◆ The request:
Pull out each line of the records holding the string "JSON".

[Start]

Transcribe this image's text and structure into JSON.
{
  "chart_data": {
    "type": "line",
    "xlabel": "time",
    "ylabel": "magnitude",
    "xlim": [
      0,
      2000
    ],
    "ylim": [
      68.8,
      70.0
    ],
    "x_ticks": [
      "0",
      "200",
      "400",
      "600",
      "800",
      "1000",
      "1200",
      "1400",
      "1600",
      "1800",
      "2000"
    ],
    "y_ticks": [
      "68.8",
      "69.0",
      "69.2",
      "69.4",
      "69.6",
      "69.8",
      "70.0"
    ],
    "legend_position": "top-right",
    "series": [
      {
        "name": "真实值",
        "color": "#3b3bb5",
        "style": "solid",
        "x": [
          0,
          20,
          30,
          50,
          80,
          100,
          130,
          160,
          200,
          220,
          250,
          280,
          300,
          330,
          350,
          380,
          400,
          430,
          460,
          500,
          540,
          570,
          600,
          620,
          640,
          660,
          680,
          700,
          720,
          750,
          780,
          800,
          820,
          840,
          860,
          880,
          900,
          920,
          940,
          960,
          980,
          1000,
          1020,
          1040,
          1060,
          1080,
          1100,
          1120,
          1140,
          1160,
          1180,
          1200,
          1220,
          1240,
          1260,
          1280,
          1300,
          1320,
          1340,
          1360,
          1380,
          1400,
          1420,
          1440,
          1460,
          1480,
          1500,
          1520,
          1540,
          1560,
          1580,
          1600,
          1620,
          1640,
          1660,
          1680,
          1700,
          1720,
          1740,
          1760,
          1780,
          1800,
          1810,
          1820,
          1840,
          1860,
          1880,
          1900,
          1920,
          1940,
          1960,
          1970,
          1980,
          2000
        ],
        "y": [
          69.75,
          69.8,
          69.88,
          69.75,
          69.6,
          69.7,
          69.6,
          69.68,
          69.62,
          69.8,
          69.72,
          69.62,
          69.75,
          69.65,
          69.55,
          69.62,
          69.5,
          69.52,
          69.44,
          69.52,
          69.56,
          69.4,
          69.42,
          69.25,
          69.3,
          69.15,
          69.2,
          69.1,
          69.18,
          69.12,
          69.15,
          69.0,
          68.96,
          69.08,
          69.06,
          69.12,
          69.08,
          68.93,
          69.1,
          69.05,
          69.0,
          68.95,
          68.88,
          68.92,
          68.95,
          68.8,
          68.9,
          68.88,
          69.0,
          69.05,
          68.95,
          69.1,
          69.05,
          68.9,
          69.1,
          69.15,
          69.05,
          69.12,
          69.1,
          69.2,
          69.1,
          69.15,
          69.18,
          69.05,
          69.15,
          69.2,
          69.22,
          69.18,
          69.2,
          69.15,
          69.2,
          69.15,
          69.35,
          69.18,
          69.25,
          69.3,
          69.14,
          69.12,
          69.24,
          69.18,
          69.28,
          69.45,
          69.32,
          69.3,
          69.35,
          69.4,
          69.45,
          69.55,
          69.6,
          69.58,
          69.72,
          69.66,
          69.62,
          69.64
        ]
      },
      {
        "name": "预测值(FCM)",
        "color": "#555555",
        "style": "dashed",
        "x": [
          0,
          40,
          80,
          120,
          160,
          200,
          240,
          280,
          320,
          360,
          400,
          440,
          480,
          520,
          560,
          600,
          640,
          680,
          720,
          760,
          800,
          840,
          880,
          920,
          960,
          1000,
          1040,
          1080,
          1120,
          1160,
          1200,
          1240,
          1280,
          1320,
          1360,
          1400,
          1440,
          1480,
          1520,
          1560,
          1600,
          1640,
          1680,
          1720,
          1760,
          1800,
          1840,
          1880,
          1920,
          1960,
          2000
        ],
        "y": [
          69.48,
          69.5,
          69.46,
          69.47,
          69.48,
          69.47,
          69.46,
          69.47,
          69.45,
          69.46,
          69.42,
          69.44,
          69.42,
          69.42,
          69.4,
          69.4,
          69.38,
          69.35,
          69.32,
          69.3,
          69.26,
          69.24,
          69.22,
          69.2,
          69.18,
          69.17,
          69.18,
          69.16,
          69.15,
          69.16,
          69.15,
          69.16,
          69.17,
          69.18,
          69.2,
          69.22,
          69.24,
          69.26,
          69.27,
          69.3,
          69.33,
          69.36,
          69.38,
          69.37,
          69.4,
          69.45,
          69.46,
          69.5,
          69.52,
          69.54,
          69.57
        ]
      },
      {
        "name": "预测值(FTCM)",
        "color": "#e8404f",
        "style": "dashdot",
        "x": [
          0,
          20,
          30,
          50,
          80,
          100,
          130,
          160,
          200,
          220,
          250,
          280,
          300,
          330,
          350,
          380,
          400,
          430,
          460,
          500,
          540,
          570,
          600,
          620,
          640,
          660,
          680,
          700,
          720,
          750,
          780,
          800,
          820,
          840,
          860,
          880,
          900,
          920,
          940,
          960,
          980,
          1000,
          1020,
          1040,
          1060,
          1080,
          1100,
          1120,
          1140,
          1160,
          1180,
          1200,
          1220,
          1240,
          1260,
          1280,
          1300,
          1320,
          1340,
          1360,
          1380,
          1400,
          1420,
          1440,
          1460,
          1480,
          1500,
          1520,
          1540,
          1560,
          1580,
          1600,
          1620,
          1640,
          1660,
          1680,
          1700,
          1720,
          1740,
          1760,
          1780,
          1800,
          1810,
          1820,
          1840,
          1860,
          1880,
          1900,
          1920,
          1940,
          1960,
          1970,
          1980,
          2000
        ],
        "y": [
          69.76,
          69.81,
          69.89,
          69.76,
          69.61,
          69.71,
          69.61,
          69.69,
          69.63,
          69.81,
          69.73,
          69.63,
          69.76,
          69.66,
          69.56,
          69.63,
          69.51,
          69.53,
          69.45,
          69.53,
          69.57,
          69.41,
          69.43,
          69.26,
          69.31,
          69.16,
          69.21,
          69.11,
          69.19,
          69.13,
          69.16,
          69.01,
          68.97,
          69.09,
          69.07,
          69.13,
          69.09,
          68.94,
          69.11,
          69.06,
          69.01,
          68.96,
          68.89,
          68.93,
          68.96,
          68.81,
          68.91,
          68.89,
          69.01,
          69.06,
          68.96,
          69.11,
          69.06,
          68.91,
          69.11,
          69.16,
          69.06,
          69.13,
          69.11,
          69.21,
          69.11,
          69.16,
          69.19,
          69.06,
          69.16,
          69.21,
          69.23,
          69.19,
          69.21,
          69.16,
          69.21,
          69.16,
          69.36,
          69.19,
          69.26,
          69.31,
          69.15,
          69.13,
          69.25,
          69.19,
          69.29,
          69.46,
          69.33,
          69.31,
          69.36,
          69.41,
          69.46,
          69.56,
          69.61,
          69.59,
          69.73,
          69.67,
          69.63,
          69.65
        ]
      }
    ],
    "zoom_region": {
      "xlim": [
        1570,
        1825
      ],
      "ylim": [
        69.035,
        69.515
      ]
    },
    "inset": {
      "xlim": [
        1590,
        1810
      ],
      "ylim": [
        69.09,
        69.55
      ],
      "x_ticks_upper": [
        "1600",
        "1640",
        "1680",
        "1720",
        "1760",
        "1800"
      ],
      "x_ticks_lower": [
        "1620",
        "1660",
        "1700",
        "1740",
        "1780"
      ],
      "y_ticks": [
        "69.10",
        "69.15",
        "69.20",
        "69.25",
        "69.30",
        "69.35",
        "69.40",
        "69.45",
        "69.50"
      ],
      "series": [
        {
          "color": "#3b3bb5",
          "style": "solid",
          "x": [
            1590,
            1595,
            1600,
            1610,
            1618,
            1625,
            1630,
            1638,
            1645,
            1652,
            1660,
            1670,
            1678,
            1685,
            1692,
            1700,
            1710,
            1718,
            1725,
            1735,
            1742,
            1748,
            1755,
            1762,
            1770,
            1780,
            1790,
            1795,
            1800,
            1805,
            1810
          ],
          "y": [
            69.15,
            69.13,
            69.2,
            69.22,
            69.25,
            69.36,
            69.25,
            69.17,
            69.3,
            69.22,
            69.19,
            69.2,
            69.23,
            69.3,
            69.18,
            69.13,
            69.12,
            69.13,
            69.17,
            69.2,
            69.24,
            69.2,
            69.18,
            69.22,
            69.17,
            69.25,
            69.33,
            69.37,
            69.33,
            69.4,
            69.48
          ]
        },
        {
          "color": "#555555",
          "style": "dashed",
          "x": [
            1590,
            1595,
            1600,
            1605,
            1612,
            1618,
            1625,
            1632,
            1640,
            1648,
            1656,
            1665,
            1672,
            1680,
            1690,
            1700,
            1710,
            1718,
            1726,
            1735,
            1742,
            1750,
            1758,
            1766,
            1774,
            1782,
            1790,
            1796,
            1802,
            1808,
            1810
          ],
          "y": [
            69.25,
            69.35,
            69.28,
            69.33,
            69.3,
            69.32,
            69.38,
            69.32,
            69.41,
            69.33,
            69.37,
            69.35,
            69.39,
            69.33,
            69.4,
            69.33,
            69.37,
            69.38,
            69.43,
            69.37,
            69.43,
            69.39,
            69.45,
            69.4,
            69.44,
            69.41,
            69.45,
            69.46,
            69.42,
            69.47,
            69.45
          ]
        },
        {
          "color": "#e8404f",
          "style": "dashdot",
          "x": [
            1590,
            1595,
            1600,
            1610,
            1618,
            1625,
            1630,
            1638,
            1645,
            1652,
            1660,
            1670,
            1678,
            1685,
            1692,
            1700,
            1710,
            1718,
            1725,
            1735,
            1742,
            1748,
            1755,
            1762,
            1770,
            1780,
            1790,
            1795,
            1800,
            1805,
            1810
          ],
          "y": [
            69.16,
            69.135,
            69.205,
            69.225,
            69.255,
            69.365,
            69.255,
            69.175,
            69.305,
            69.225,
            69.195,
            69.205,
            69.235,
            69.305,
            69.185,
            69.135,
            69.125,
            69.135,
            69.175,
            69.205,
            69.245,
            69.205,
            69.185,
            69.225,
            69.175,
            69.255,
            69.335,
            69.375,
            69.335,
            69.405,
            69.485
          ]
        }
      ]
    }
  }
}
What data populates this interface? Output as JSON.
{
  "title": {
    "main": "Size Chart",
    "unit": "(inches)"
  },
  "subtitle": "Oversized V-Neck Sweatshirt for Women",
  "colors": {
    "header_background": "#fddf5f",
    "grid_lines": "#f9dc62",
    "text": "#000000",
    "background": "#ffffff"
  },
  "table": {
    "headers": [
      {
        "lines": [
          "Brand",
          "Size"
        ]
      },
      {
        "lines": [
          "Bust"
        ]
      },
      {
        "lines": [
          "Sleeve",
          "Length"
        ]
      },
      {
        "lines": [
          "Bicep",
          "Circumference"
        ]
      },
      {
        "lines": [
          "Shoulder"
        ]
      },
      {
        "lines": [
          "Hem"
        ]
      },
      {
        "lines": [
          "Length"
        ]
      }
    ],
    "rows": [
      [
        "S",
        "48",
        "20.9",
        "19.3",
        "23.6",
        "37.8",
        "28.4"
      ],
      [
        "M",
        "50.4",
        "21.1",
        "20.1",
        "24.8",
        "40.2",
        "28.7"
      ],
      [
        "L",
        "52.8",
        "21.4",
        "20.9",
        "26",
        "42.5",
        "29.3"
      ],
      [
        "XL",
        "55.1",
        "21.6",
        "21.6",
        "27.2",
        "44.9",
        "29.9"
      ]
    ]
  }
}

[End]

◆ In response:
Transcribe this image's text and structure into JSON.
What data populates this interface? Output as JSON.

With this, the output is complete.